To do:
Pick out the lines below that include the string "nFoods".
= = = =
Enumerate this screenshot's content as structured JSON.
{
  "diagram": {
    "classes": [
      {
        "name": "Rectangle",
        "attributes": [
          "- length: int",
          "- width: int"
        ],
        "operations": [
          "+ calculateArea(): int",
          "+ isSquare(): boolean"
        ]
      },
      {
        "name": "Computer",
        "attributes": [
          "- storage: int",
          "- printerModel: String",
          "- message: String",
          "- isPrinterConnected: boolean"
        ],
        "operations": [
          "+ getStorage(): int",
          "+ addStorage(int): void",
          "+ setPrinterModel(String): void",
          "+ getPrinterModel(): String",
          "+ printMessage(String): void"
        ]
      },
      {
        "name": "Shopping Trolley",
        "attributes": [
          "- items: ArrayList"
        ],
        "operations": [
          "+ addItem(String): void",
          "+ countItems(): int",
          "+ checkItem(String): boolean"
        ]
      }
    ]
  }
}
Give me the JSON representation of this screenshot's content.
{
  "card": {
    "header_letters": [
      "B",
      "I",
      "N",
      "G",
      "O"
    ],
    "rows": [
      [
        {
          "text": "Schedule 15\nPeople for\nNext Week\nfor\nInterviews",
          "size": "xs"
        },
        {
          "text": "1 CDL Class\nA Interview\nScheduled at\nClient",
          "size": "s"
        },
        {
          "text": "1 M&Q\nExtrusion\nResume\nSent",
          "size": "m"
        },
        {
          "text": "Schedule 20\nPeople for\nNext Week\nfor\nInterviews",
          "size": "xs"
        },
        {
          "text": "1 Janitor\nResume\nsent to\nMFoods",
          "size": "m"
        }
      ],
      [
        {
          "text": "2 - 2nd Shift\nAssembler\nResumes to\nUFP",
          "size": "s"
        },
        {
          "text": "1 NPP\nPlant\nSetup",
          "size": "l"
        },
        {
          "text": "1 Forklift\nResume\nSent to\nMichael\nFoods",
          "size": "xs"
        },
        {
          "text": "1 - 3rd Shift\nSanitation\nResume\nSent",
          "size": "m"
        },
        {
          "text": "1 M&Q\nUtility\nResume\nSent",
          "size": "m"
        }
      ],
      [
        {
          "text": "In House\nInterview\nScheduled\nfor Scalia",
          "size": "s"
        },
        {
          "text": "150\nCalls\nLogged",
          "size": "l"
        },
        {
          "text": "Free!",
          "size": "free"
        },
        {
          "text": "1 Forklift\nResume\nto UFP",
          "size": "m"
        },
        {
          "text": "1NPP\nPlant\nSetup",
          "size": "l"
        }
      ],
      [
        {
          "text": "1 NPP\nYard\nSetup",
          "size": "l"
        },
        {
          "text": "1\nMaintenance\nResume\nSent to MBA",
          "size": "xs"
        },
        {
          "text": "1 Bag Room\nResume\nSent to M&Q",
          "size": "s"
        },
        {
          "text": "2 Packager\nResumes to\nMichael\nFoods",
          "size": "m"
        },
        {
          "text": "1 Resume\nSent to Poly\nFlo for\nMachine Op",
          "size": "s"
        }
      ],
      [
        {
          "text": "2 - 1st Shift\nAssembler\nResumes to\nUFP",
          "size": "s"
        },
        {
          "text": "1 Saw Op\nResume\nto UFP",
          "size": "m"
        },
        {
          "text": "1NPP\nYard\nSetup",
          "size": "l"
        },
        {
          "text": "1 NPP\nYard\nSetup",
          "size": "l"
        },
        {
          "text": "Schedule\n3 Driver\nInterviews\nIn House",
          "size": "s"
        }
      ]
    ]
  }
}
= = = =
Solution for this exercise:
          "text": "1 Forklift\nResume\nSent to\nMichael\nFoods",
          "text": "2 Packager\nResumes to\nMichael\nFoods",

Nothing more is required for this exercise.